SET TASK ▸
Rewrite the records below, substituting "isoline-label" for every occurrence of "contour-label" and keeping all other text the same.

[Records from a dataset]
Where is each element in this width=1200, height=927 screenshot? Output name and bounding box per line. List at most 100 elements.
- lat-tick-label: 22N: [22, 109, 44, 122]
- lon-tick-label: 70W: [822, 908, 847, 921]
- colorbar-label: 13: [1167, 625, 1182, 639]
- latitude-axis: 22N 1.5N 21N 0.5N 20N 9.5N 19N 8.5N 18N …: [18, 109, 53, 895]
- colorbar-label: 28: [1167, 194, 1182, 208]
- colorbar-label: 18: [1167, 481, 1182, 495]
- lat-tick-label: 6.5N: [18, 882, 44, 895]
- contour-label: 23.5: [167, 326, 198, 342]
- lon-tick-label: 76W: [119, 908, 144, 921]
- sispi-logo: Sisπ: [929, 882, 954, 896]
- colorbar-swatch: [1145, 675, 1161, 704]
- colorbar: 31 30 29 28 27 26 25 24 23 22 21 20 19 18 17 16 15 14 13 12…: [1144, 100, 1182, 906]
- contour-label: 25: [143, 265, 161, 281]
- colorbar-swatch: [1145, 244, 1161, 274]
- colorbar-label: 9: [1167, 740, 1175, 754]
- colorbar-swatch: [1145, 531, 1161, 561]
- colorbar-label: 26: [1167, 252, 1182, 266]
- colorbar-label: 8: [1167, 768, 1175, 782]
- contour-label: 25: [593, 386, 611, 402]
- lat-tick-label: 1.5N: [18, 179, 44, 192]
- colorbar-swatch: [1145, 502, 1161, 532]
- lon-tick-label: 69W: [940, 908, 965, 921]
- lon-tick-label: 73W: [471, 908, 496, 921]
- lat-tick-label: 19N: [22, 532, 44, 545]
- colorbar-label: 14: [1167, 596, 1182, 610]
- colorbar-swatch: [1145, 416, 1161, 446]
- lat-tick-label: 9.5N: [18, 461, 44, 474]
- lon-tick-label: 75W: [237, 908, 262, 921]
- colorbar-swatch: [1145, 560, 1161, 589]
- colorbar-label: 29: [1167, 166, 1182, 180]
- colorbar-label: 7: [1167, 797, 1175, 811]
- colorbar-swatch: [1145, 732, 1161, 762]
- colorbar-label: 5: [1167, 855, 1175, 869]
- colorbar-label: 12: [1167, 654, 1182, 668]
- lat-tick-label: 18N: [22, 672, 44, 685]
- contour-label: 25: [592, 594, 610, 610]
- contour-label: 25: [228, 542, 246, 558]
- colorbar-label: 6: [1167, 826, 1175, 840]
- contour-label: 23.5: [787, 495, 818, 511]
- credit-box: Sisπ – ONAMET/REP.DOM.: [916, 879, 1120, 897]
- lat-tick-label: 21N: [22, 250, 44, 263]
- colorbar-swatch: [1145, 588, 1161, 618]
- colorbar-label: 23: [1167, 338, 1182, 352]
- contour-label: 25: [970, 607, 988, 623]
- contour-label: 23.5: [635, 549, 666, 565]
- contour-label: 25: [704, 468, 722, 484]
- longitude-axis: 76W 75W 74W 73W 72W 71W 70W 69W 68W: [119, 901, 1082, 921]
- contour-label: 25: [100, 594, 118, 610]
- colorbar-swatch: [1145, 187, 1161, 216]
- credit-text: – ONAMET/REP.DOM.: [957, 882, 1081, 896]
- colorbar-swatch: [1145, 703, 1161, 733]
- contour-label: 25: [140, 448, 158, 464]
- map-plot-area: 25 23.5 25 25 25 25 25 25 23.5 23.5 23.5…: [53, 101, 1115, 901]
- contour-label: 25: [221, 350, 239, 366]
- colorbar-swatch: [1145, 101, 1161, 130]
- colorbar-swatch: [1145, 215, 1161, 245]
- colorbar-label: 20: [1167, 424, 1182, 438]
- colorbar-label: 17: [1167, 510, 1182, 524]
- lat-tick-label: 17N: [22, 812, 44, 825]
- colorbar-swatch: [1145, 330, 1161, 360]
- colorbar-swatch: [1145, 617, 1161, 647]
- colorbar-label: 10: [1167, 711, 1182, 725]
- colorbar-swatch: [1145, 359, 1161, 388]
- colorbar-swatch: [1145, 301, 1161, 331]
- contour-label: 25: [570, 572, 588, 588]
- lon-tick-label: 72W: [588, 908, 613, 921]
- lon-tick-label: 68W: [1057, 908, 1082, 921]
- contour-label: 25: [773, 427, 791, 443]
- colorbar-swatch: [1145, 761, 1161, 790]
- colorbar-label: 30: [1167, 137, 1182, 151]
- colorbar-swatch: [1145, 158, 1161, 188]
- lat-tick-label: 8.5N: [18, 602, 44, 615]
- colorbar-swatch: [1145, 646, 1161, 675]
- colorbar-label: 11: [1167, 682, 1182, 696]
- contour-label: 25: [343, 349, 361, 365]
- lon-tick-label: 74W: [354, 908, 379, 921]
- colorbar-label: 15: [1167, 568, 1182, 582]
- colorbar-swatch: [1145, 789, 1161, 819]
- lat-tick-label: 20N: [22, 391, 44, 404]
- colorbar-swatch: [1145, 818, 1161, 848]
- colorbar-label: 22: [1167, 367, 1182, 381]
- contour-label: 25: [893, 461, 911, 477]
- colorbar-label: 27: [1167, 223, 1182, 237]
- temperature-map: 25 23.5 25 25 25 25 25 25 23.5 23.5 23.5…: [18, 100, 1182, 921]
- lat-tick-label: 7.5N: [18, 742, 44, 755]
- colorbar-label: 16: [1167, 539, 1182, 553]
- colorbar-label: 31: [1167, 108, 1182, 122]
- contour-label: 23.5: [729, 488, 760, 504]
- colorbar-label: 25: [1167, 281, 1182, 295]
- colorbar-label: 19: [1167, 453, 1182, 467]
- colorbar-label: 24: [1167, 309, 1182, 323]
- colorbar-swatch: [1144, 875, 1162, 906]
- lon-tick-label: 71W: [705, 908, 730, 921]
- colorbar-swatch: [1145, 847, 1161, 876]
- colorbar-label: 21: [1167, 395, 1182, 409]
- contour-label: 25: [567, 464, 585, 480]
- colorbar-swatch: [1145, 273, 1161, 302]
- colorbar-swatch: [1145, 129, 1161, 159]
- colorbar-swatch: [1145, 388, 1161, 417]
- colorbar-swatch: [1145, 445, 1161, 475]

THE RESULT ▸
Where is each element in this width=1200, height=927 screenshot? Output name and bounding box per line. List at most 100 elements.
- lat-tick-label: 22N: [22, 109, 44, 122]
- lon-tick-label: 70W: [822, 908, 847, 921]
- colorbar-label: 13: [1167, 625, 1182, 639]
- latitude-axis: 22N 1.5N 21N 0.5N 20N 9.5N 19N 8.5N 18N …: [18, 109, 53, 895]
- colorbar-label: 28: [1167, 194, 1182, 208]
- colorbar-label: 18: [1167, 481, 1182, 495]
- lat-tick-label: 6.5N: [18, 882, 44, 895]
- isoline-label: 23.5: [167, 326, 198, 342]
- lon-tick-label: 76W: [119, 908, 144, 921]
- sispi-logo: Sisπ: [929, 882, 954, 896]
- colorbar-swatch: [1145, 675, 1161, 704]
- colorbar: 31 30 29 28 27 26 25 24 23 22 21 20 19 18 17 16 15 14 13 12…: [1144, 100, 1182, 906]
- isoline-label: 25: [143, 265, 161, 281]
- colorbar-swatch: [1145, 244, 1161, 274]
- colorbar-label: 9: [1167, 740, 1175, 754]
- colorbar-swatch: [1145, 531, 1161, 561]
- colorbar-label: 26: [1167, 252, 1182, 266]
- colorbar-label: 8: [1167, 768, 1175, 782]
- isoline-label: 25: [593, 386, 611, 402]
- lat-tick-label: 1.5N: [18, 179, 44, 192]
- colorbar-swatch: [1145, 502, 1161, 532]
- lon-tick-label: 69W: [940, 908, 965, 921]
- lon-tick-label: 73W: [471, 908, 496, 921]
- lat-tick-label: 19N: [22, 532, 44, 545]
- colorbar-label: 14: [1167, 596, 1182, 610]
- colorbar-swatch: [1145, 416, 1161, 446]
- lat-tick-label: 9.5N: [18, 461, 44, 474]
- lon-tick-label: 75W: [237, 908, 262, 921]
- colorbar-swatch: [1145, 560, 1161, 589]
- colorbar-label: 29: [1167, 166, 1182, 180]
- colorbar-label: 7: [1167, 797, 1175, 811]
- colorbar-swatch: [1145, 732, 1161, 762]
- colorbar-label: 5: [1167, 855, 1175, 869]
- colorbar-label: 12: [1167, 654, 1182, 668]
- lat-tick-label: 18N: [22, 672, 44, 685]
- isoline-label: 25: [592, 594, 610, 610]
- isoline-label: 25: [228, 542, 246, 558]
- colorbar-label: 6: [1167, 826, 1175, 840]
- isoline-label: 23.5: [787, 495, 818, 511]
- credit-box: Sisπ – ONAMET/REP.DOM.: [916, 879, 1120, 897]
- lat-tick-label: 21N: [22, 250, 44, 263]
- colorbar-swatch: [1145, 588, 1161, 618]
- colorbar-label: 23: [1167, 338, 1182, 352]
- isoline-label: 25: [970, 607, 988, 623]
- isoline-label: 23.5: [635, 549, 666, 565]
- isoline-label: 25: [704, 468, 722, 484]
- longitude-axis: 76W 75W 74W 73W 72W 71W 70W 69W 68W: [119, 901, 1082, 921]
- isoline-label: 25: [100, 594, 118, 610]
- colorbar-swatch: [1145, 187, 1161, 216]
- credit-text: – ONAMET/REP.DOM.: [957, 882, 1081, 896]
- colorbar-swatch: [1145, 703, 1161, 733]
- isoline-label: 25: [140, 448, 158, 464]
- map-plot-area: 25 23.5 25 25 25 25 25 25 23.5 23.5 23.5…: [53, 101, 1115, 901]
- isoline-label: 25: [221, 350, 239, 366]
- colorbar-swatch: [1145, 101, 1161, 130]
- colorbar-swatch: [1145, 215, 1161, 245]
- colorbar-label: 20: [1167, 424, 1182, 438]
- colorbar-label: 17: [1167, 510, 1182, 524]
- lat-tick-label: 17N: [22, 812, 44, 825]
- colorbar-swatch: [1145, 330, 1161, 360]
- colorbar-swatch: [1145, 617, 1161, 647]
- colorbar-label: 10: [1167, 711, 1182, 725]
- colorbar-swatch: [1145, 359, 1161, 388]
- colorbar-swatch: [1145, 301, 1161, 331]
- isoline-label: 25: [570, 572, 588, 588]
- lon-tick-label: 72W: [588, 908, 613, 921]
- lon-tick-label: 68W: [1057, 908, 1082, 921]
- isoline-label: 25: [773, 427, 791, 443]
- colorbar-swatch: [1145, 761, 1161, 790]
- colorbar-label: 30: [1167, 137, 1182, 151]
- colorbar-swatch: [1145, 158, 1161, 188]
- lat-tick-label: 8.5N: [18, 602, 44, 615]
- colorbar-swatch: [1145, 646, 1161, 675]
- colorbar-label: 11: [1167, 682, 1182, 696]
- isoline-label: 25: [343, 349, 361, 365]
- lon-tick-label: 74W: [354, 908, 379, 921]
- colorbar-label: 15: [1167, 568, 1182, 582]
- colorbar-swatch: [1145, 789, 1161, 819]
- lat-tick-label: 20N: [22, 391, 44, 404]
- colorbar-swatch: [1145, 818, 1161, 848]
- colorbar-label: 22: [1167, 367, 1182, 381]
- isoline-label: 25: [893, 461, 911, 477]
- colorbar-label: 27: [1167, 223, 1182, 237]
- temperature-map: 25 23.5 25 25 25 25 25 25 23.5 23.5 23.5…: [18, 100, 1182, 921]
- lat-tick-label: 7.5N: [18, 742, 44, 755]
- colorbar-label: 16: [1167, 539, 1182, 553]
- colorbar-label: 31: [1167, 108, 1182, 122]
- isoline-label: 23.5: [729, 488, 760, 504]
- colorbar-label: 25: [1167, 281, 1182, 295]
- colorbar-label: 19: [1167, 453, 1182, 467]
- colorbar-label: 24: [1167, 309, 1182, 323]
- colorbar-swatch: [1144, 875, 1162, 906]
- lon-tick-label: 71W: [705, 908, 730, 921]
- colorbar-swatch: [1145, 847, 1161, 876]
- colorbar-label: 21: [1167, 395, 1182, 409]
- isoline-label: 25: [567, 464, 585, 480]
- colorbar-swatch: [1145, 273, 1161, 302]
- colorbar-swatch: [1145, 129, 1161, 159]
- colorbar-swatch: [1145, 388, 1161, 417]
- colorbar-swatch: [1145, 445, 1161, 475]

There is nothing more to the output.